Items listed in a dataset:

— BEGIN —

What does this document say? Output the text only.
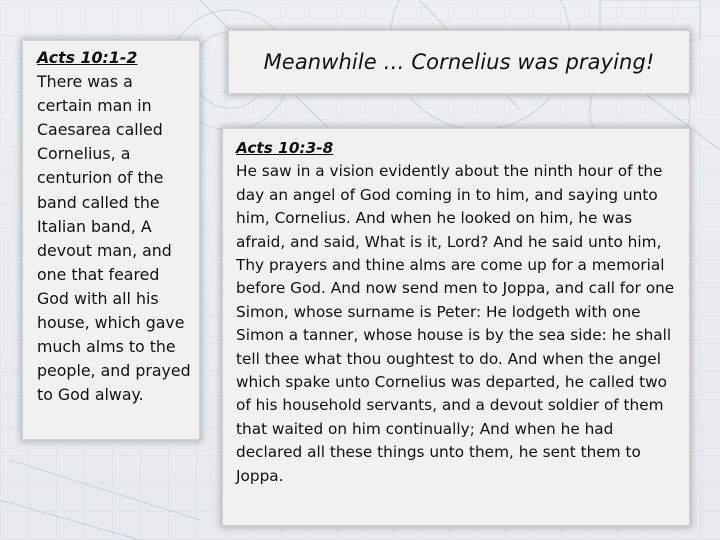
Acts 10:1-2
There was a certain man in Caesarea called Cornelius, a centurion of the band called the Italian band, A devout man, and one that feared God with all his house, which gave much alms to the people, and prayed to God alway.
Meanwhile … Cornelius was praying!
Acts 10:3-8
He saw in a vision evidently about the ninth hour of the day an angel of God coming in to him, and saying unto him, Cornelius. And when he looked on him, he was afraid, and said, What is it, Lord? And he said unto him, Thy prayers and thine alms are come up for a memorial before God. And now send men to Joppa, and call for one Simon, whose surname is Peter: He lodgeth with one Simon a tanner, whose house is by the sea side: he shall tell thee what thou oughtest to do. And when the angel which spake unto Cornelius was departed, he called two of his household servants, and a devout soldier of them that waited on him continually; And when he had declared all these things unto them, he sent them to Joppa.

— END —

What the task asks: Strip out the pictures and quote the remaining data word for word.

Response to the task:
What does this document say? Output the text only.
Acts 10:1-2
There was a certain man in Caesarea called Cornelius, a centurion of the band called the Italian band, A devout man, and one that feared God with all his house, which gave much alms to the people, and prayed to God alway.
Meanwhile … Cornelius was praying!
Acts 10:3-8
He saw in a vision evidently about the ninth hour of the day an angel of God coming in to him, and saying unto him, Cornelius. And when he looked on him, he was afraid, and said, What is it, Lord? And he said unto him, Thy prayers and thine alms are come up for a memorial before God. And now send men to Joppa, and call for one Simon, whose surname is Peter: He lodgeth with one Simon a tanner, whose house is by the sea side: he shall tell thee what thou oughtest to do. And when the angel which spake unto Cornelius was departed, he called two of his household servants, and a devout soldier of them that waited on him continually; And when he had declared all these things unto them, he sent them to Joppa.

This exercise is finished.